- **Dataset content**
....
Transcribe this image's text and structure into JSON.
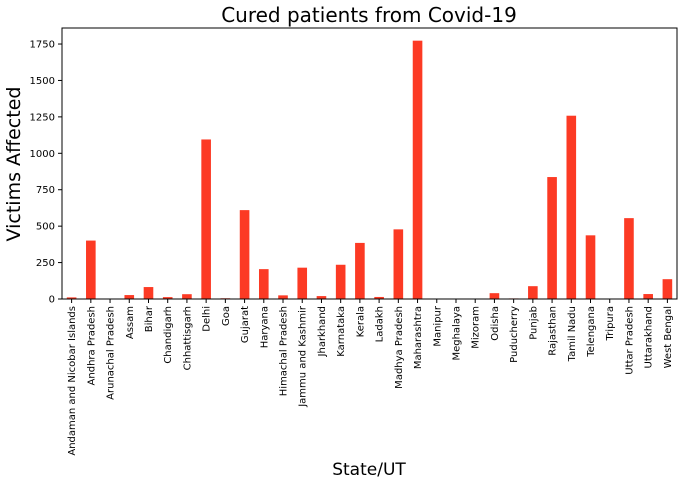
{
  "chart_data": {
    "type": "bar",
    "title": "Cured patients from Covid-19",
    "xlabel": "State/UT",
    "ylabel": "Victims Affected",
    "ylim": [
      0,
      1860
    ],
    "yticks": [
      0,
      250,
      500,
      750,
      1000,
      1250,
      1500,
      1750
    ],
    "grid": false,
    "bar_color": "#fc3a24",
    "categories": [
      "Andaman and Nicobar Islands",
      "Andhra Pradesh",
      "Arunachal Pradesh",
      "Assam",
      "Bihar",
      "Chandigarh",
      "Chhattisgarh",
      "Delhi",
      "Goa",
      "Gujarat",
      "Haryana",
      "Himachal Pradesh",
      "Jammu and Kashmir",
      "Jharkhand",
      "Karnataka",
      "Kerala",
      "Ladakh",
      "Madhya Pradesh",
      "Maharashtra",
      "Manipur",
      "Meghalaya",
      "Mizoram",
      "Odisha",
      "Puducherry",
      "Punjab",
      "Rajasthan",
      "Tamil Nadu",
      "Telengana",
      "Tripura",
      "Uttar Pradesh",
      "Uttarakhand",
      "West Bengal"
    ],
    "values": [
      11,
      401,
      0,
      27,
      82,
      13,
      33,
      1095,
      5,
      610,
      205,
      25,
      215,
      20,
      235,
      385,
      14,
      478,
      1773,
      1,
      0,
      0,
      40,
      4,
      88,
      837,
      1258,
      437,
      1,
      555,
      34,
      136
    ]
  }
}
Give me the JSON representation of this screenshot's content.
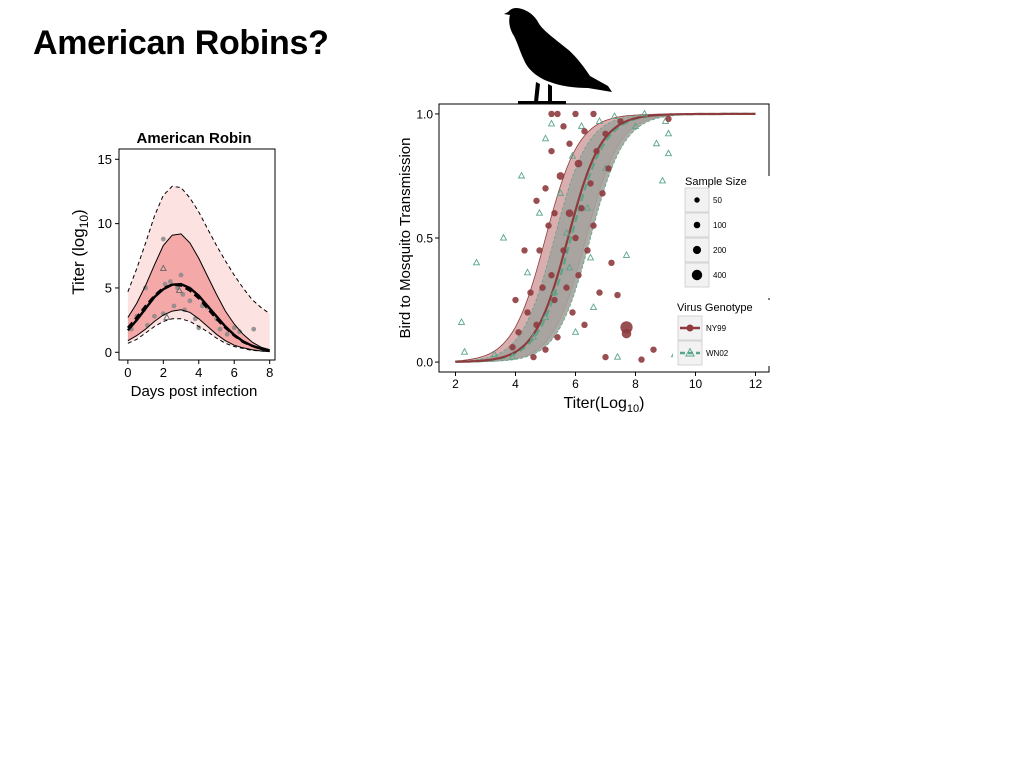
{
  "slide": {
    "title": "American Robins?",
    "bird_icon": "robin-silhouette-icon"
  },
  "chart_data": [
    {
      "type": "line",
      "title": "American Robin",
      "xlabel": "Days post infection",
      "ylabel": "Titer (log",
      "ylabel_sub": "10",
      "ylabel_close": ")",
      "xlim": [
        -0.5,
        8.3
      ],
      "ylim": [
        -0.6,
        15.8
      ],
      "xticks": [
        0,
        2,
        4,
        6,
        8
      ],
      "yticks": [
        0,
        5,
        10,
        15
      ],
      "grid": false,
      "colors": {
        "outer_band": "#fde2e2",
        "inner_band": "#f4a8a8",
        "points": "#888888",
        "line": "#000000"
      },
      "x": [
        0,
        0.5,
        1,
        1.5,
        2,
        2.5,
        3,
        3.5,
        4,
        4.5,
        5,
        5.5,
        6,
        6.5,
        7,
        7.5,
        8
      ],
      "series": [
        {
          "role": "outer_upper",
          "values": [
            4.7,
            6.5,
            8.5,
            10.6,
            12.2,
            12.9,
            12.8,
            12.0,
            10.9,
            9.6,
            8.3,
            7.1,
            6.0,
            5.0,
            4.1,
            3.5,
            3.0
          ]
        },
        {
          "role": "outer_lower",
          "values": [
            0.7,
            1.0,
            1.5,
            2.0,
            2.4,
            2.6,
            2.6,
            2.4,
            2.0,
            1.6,
            1.1,
            0.7,
            0.45,
            0.3,
            0.15,
            0.1,
            0.05
          ]
        },
        {
          "role": "inner_upper",
          "values": [
            2.7,
            3.8,
            5.2,
            6.8,
            8.3,
            9.1,
            9.2,
            8.5,
            7.3,
            5.9,
            4.5,
            3.2,
            2.2,
            1.4,
            0.8,
            0.4,
            0.2
          ]
        },
        {
          "role": "inner_lower",
          "values": [
            0.9,
            1.3,
            1.8,
            2.4,
            2.9,
            3.2,
            3.3,
            3.1,
            2.6,
            2.0,
            1.4,
            0.9,
            0.55,
            0.35,
            0.2,
            0.1,
            0.05
          ]
        },
        {
          "role": "median",
          "values": [
            1.7,
            2.5,
            3.4,
            4.3,
            4.9,
            5.25,
            5.3,
            5.0,
            4.4,
            3.6,
            2.8,
            2.0,
            1.35,
            0.85,
            0.5,
            0.28,
            0.15
          ]
        },
        {
          "role": "median_dashed",
          "values": [
            1.9,
            2.7,
            3.6,
            4.4,
            5.0,
            5.25,
            5.2,
            4.8,
            4.2,
            3.4,
            2.6,
            1.9,
            1.3,
            0.8,
            0.5,
            0.28,
            0.15
          ]
        }
      ],
      "points": [
        {
          "x": 0.2,
          "y": 1.8
        },
        {
          "x": 0.5,
          "y": 2.8
        },
        {
          "x": 0.9,
          "y": 3.3
        },
        {
          "x": 1.0,
          "y": 5.0
        },
        {
          "x": 1.1,
          "y": 2.1
        },
        {
          "x": 1.5,
          "y": 2.8
        },
        {
          "x": 2.0,
          "y": 3.0
        },
        {
          "x": 2.0,
          "y": 8.8
        },
        {
          "x": 2.1,
          "y": 5.3
        },
        {
          "x": 2.4,
          "y": 5.5
        },
        {
          "x": 2.6,
          "y": 3.6
        },
        {
          "x": 2.8,
          "y": 5.0
        },
        {
          "x": 3.0,
          "y": 6.0
        },
        {
          "x": 3.1,
          "y": 4.5
        },
        {
          "x": 3.2,
          "y": 3.3
        },
        {
          "x": 3.5,
          "y": 4.0
        },
        {
          "x": 3.8,
          "y": 2.6
        },
        {
          "x": 4.0,
          "y": 1.9
        },
        {
          "x": 4.2,
          "y": 3.6
        },
        {
          "x": 4.5,
          "y": 3.5
        },
        {
          "x": 5.0,
          "y": 2.6
        },
        {
          "x": 5.2,
          "y": 1.8
        },
        {
          "x": 5.6,
          "y": 1.4
        },
        {
          "x": 6.0,
          "y": 1.9
        },
        {
          "x": 6.3,
          "y": 1.6
        },
        {
          "x": 7.1,
          "y": 1.8
        }
      ],
      "triangles": [
        {
          "x": 2.0,
          "y": 6.5
        },
        {
          "x": 2.9,
          "y": 4.8
        },
        {
          "x": 2.2,
          "y": 2.7
        }
      ]
    },
    {
      "type": "scatter",
      "xlabel": "Titer(Log",
      "xlabel_sub": "10",
      "xlabel_close": ")",
      "ylabel": "Bird to Mosquito Transmission",
      "xlim": [
        1.45,
        12.45
      ],
      "ylim": [
        -0.04,
        1.04
      ],
      "xticks": [
        2,
        4,
        6,
        8,
        10,
        12
      ],
      "yticks": [
        0.0,
        0.5,
        1.0
      ],
      "ytick_labels": [
        "0.0",
        "0.5",
        "1.0"
      ],
      "grid": false,
      "colors": {
        "ny99": "#8e3b3e",
        "wn02": "#5aa589",
        "band_ny99": "#d9aeae",
        "band_overlap": "#a3a39d",
        "band_wn02": "#a7c7b6"
      },
      "curves": {
        "ny99": {
          "midpoint": 5.75,
          "slope": 1.8
        },
        "wn02": {
          "midpoint": 5.85,
          "slope": 1.8
        },
        "ny99_band": {
          "upper_midpoint": 5.0,
          "lower_midpoint": 6.35,
          "slope": 1.8
        },
        "wn02_band": {
          "upper_midpoint": 5.3,
          "lower_midpoint": 6.5,
          "slope": 1.8
        }
      },
      "legend_size": {
        "title": "Sample Size",
        "placement": "right",
        "entries": [
          {
            "label": "50",
            "n": 50
          },
          {
            "label": "100",
            "n": 100
          },
          {
            "label": "200",
            "n": 200
          },
          {
            "label": "400",
            "n": 400
          }
        ]
      },
      "legend_genotype": {
        "title": "Virus Genotype",
        "placement": "right",
        "entries": [
          {
            "label": "NY99",
            "style": "solid"
          },
          {
            "label": "WN02",
            "style": "dashed"
          }
        ]
      },
      "points_ny99": [
        {
          "x": 3.9,
          "y": 0.06,
          "n": 50
        },
        {
          "x": 4.1,
          "y": 0.12,
          "n": 50
        },
        {
          "x": 4.4,
          "y": 0.2,
          "n": 50
        },
        {
          "x": 4.5,
          "y": 0.28,
          "n": 50
        },
        {
          "x": 4.6,
          "y": 0.02,
          "n": 50
        },
        {
          "x": 4.7,
          "y": 0.15,
          "n": 50
        },
        {
          "x": 4.7,
          "y": 0.65,
          "n": 50
        },
        {
          "x": 4.8,
          "y": 0.45,
          "n": 50
        },
        {
          "x": 4.9,
          "y": 0.3,
          "n": 50
        },
        {
          "x": 5.0,
          "y": 0.05,
          "n": 50
        },
        {
          "x": 5.0,
          "y": 0.7,
          "n": 50
        },
        {
          "x": 5.1,
          "y": 0.55,
          "n": 50
        },
        {
          "x": 5.2,
          "y": 0.35,
          "n": 50
        },
        {
          "x": 5.2,
          "y": 0.85,
          "n": 50
        },
        {
          "x": 5.3,
          "y": 0.25,
          "n": 50
        },
        {
          "x": 5.3,
          "y": 0.6,
          "n": 50
        },
        {
          "x": 5.4,
          "y": 1.0,
          "n": 50
        },
        {
          "x": 5.4,
          "y": 0.1,
          "n": 50
        },
        {
          "x": 5.5,
          "y": 0.75,
          "n": 100
        },
        {
          "x": 5.6,
          "y": 0.45,
          "n": 50
        },
        {
          "x": 5.6,
          "y": 0.95,
          "n": 50
        },
        {
          "x": 5.7,
          "y": 0.3,
          "n": 50
        },
        {
          "x": 5.8,
          "y": 0.6,
          "n": 100
        },
        {
          "x": 5.8,
          "y": 0.88,
          "n": 50
        },
        {
          "x": 5.9,
          "y": 0.2,
          "n": 50
        },
        {
          "x": 6.0,
          "y": 0.5,
          "n": 50
        },
        {
          "x": 6.0,
          "y": 1.0,
          "n": 50
        },
        {
          "x": 6.1,
          "y": 0.8,
          "n": 100
        },
        {
          "x": 6.1,
          "y": 0.35,
          "n": 50
        },
        {
          "x": 6.2,
          "y": 0.62,
          "n": 50
        },
        {
          "x": 6.3,
          "y": 0.93,
          "n": 50
        },
        {
          "x": 6.3,
          "y": 0.15,
          "n": 50
        },
        {
          "x": 6.4,
          "y": 0.45,
          "n": 50
        },
        {
          "x": 6.5,
          "y": 0.72,
          "n": 50
        },
        {
          "x": 6.6,
          "y": 0.55,
          "n": 50
        },
        {
          "x": 6.6,
          "y": 1.0,
          "n": 50
        },
        {
          "x": 6.7,
          "y": 0.85,
          "n": 50
        },
        {
          "x": 6.8,
          "y": 0.28,
          "n": 50
        },
        {
          "x": 6.9,
          "y": 0.68,
          "n": 50
        },
        {
          "x": 7.0,
          "y": 0.92,
          "n": 50
        },
        {
          "x": 7.1,
          "y": 0.78,
          "n": 50
        },
        {
          "x": 7.2,
          "y": 0.4,
          "n": 50
        },
        {
          "x": 7.4,
          "y": 0.27,
          "n": 50
        },
        {
          "x": 7.5,
          "y": 0.97,
          "n": 50
        },
        {
          "x": 7.7,
          "y": 0.14,
          "n": 400
        },
        {
          "x": 7.7,
          "y": 0.115,
          "n": 200
        },
        {
          "x": 8.2,
          "y": 0.01,
          "n": 50
        },
        {
          "x": 8.6,
          "y": 0.05,
          "n": 50
        },
        {
          "x": 5.2,
          "y": 1.0,
          "n": 50
        },
        {
          "x": 7.0,
          "y": 0.02,
          "n": 50
        },
        {
          "x": 4.3,
          "y": 0.45,
          "n": 50
        },
        {
          "x": 4.0,
          "y": 0.25,
          "n": 50
        },
        {
          "x": 9.1,
          "y": 0.98,
          "n": 50
        }
      ],
      "points_wn02": [
        {
          "x": 2.2,
          "y": 0.16
        },
        {
          "x": 2.3,
          "y": 0.04
        },
        {
          "x": 2.7,
          "y": 0.4
        },
        {
          "x": 3.3,
          "y": 0.03
        },
        {
          "x": 3.6,
          "y": 0.5
        },
        {
          "x": 3.9,
          "y": 0.02
        },
        {
          "x": 4.2,
          "y": 0.75
        },
        {
          "x": 4.4,
          "y": 0.36
        },
        {
          "x": 4.6,
          "y": 0.1
        },
        {
          "x": 4.8,
          "y": 0.6
        },
        {
          "x": 5.0,
          "y": 0.9
        },
        {
          "x": 5.2,
          "y": 0.96
        },
        {
          "x": 5.3,
          "y": 0.28
        },
        {
          "x": 5.5,
          "y": 0.68
        },
        {
          "x": 5.7,
          "y": 0.52
        },
        {
          "x": 5.9,
          "y": 0.83
        },
        {
          "x": 6.0,
          "y": 0.12
        },
        {
          "x": 6.2,
          "y": 0.95
        },
        {
          "x": 6.4,
          "y": 0.62
        },
        {
          "x": 6.5,
          "y": 0.42
        },
        {
          "x": 6.8,
          "y": 0.97
        },
        {
          "x": 7.0,
          "y": 0.78
        },
        {
          "x": 7.3,
          "y": 0.99
        },
        {
          "x": 7.7,
          "y": 0.43
        },
        {
          "x": 8.0,
          "y": 0.95
        },
        {
          "x": 8.3,
          "y": 1.0
        },
        {
          "x": 8.7,
          "y": 0.88
        },
        {
          "x": 8.9,
          "y": 0.73
        },
        {
          "x": 9.1,
          "y": 0.84
        },
        {
          "x": 9.1,
          "y": 0.92
        },
        {
          "x": 9.0,
          "y": 0.97
        },
        {
          "x": 9.3,
          "y": 0.03
        },
        {
          "x": 7.4,
          "y": 0.02
        },
        {
          "x": 6.6,
          "y": 0.22
        },
        {
          "x": 5.8,
          "y": 0.38
        },
        {
          "x": 5.0,
          "y": 0.18
        }
      ]
    }
  ]
}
....
- **Action item**
Once you have located every line with the word "American" in the material above, list those lines.

- **Your solution**
    "title": "American Robins?",
      "title": "American Robin",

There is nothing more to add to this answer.